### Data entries
(begin)

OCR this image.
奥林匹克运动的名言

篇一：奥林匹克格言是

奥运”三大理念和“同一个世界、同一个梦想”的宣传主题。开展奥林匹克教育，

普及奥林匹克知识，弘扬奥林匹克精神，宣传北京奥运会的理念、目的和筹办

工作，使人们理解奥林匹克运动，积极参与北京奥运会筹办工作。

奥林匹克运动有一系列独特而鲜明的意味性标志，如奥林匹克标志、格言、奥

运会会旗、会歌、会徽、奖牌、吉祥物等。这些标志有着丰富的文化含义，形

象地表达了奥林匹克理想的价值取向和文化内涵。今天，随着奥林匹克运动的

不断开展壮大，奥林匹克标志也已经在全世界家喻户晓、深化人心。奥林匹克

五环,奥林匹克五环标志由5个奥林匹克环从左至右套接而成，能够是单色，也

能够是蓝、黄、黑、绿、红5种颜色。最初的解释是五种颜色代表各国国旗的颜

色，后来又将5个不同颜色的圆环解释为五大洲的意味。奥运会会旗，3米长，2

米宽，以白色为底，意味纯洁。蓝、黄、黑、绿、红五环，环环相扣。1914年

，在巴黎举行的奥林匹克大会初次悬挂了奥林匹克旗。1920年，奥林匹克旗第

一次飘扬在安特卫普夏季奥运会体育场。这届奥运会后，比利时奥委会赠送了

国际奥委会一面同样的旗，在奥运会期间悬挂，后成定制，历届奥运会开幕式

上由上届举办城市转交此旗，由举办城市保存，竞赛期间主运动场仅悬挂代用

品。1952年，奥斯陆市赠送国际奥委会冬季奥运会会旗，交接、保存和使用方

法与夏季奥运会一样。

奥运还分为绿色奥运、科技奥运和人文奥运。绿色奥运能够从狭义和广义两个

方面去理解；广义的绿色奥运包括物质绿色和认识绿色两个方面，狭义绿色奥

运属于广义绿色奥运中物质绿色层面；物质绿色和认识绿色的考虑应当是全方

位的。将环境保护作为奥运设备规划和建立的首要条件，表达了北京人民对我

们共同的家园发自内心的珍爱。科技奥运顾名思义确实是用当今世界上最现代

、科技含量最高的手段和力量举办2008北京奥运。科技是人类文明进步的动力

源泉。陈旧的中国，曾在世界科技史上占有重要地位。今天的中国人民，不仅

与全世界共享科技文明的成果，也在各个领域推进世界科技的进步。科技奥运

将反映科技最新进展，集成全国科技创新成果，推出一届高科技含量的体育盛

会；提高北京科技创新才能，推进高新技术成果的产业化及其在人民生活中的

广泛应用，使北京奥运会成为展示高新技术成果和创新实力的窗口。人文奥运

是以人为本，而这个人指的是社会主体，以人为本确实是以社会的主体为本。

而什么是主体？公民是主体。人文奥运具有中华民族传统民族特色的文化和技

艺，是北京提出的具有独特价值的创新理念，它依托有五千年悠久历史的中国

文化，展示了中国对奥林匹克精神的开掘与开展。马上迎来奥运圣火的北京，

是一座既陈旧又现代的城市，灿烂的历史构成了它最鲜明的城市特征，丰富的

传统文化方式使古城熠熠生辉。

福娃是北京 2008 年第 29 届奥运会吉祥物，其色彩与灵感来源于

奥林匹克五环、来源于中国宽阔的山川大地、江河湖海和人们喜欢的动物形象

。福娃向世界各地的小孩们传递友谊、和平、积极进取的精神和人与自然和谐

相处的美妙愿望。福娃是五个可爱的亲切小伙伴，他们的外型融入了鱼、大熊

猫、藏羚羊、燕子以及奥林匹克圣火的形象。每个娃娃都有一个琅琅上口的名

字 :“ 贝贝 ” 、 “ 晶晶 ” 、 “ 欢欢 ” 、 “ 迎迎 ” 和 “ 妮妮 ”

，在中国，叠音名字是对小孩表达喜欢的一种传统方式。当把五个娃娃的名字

(end)

### Stated task
Print the records once more, exactly as they were given.

### Exercise solution
OCR this image.
奥林匹克运动的名言

篇一：奥林匹克格言是

奥运”三大理念和“同一个世界、同一个梦想”的宣传主题。开展奥林匹克教育，

普及奥林匹克知识，弘扬奥林匹克精神，宣传北京奥运会的理念、目的和筹办

工作，使人们理解奥林匹克运动，积极参与北京奥运会筹办工作。

奥林匹克运动有一系列独特而鲜明的意味性标志，如奥林匹克标志、格言、奥

运会会旗、会歌、会徽、奖牌、吉祥物等。这些标志有着丰富的文化含义，形

象地表达了奥林匹克理想的价值取向和文化内涵。今天，随着奥林匹克运动的

不断开展壮大，奥林匹克标志也已经在全世界家喻户晓、深化人心。奥林匹克

五环,奥林匹克五环标志由5个奥林匹克环从左至右套接而成，能够是单色，也

能够是蓝、黄、黑、绿、红5种颜色。最初的解释是五种颜色代表各国国旗的颜

色，后来又将5个不同颜色的圆环解释为五大洲的意味。奥运会会旗，3米长，2

米宽，以白色为底，意味纯洁。蓝、黄、黑、绿、红五环，环环相扣。1914年

，在巴黎举行的奥林匹克大会初次悬挂了奥林匹克旗。1920年，奥林匹克旗第

一次飘扬在安特卫普夏季奥运会体育场。这届奥运会后，比利时奥委会赠送了

国际奥委会一面同样的旗，在奥运会期间悬挂，后成定制，历届奥运会开幕式

上由上届举办城市转交此旗，由举办城市保存，竞赛期间主运动场仅悬挂代用

品。1952年，奥斯陆市赠送国际奥委会冬季奥运会会旗，交接、保存和使用方

法与夏季奥运会一样。

奥运还分为绿色奥运、科技奥运和人文奥运。绿色奥运能够从狭义和广义两个

方面去理解；广义的绿色奥运包括物质绿色和认识绿色两个方面，狭义绿色奥

运属于广义绿色奥运中物质绿色层面；物质绿色和认识绿色的考虑应当是全方

位的。将环境保护作为奥运设备规划和建立的首要条件，表达了北京人民对我

们共同的家园发自内心的珍爱。科技奥运顾名思义确实是用当今世界上最现代

、科技含量最高的手段和力量举办2008北京奥运。科技是人类文明进步的动力

源泉。陈旧的中国，曾在世界科技史上占有重要地位。今天的中国人民，不仅

与全世界共享科技文明的成果，也在各个领域推进世界科技的进步。科技奥运

将反映科技最新进展，集成全国科技创新成果，推出一届高科技含量的体育盛

会；提高北京科技创新才能，推进高新技术成果的产业化及其在人民生活中的

广泛应用，使北京奥运会成为展示高新技术成果和创新实力的窗口。人文奥运

是以人为本，而这个人指的是社会主体，以人为本确实是以社会的主体为本。

而什么是主体？公民是主体。人文奥运具有中华民族传统民族特色的文化和技

艺，是北京提出的具有独特价值的创新理念，它依托有五千年悠久历史的中国

文化，展示了中国对奥林匹克精神的开掘与开展。马上迎来奥运圣火的北京，

是一座既陈旧又现代的城市，灿烂的历史构成了它最鲜明的城市特征，丰富的

传统文化方式使古城熠熠生辉。

福娃是北京 2008 年第 29 届奥运会吉祥物，其色彩与灵感来源于

奥林匹克五环、来源于中国宽阔的山川大地、江河湖海和人们喜欢的动物形象

。福娃向世界各地的小孩们传递友谊、和平、积极进取的精神和人与自然和谐

相处的美妙愿望。福娃是五个可爱的亲切小伙伴，他们的外型融入了鱼、大熊

猫、藏羚羊、燕子以及奥林匹克圣火的形象。每个娃娃都有一个琅琅上口的名

字 :“ 贝贝 ” 、 “ 晶晶 ” 、 “ 欢欢 ” 、 “ 迎迎 ” 和 “ 妮妮 ”

，在中国，叠音名字是对小孩表达喜欢的一种传统方式。当把五个娃娃的名字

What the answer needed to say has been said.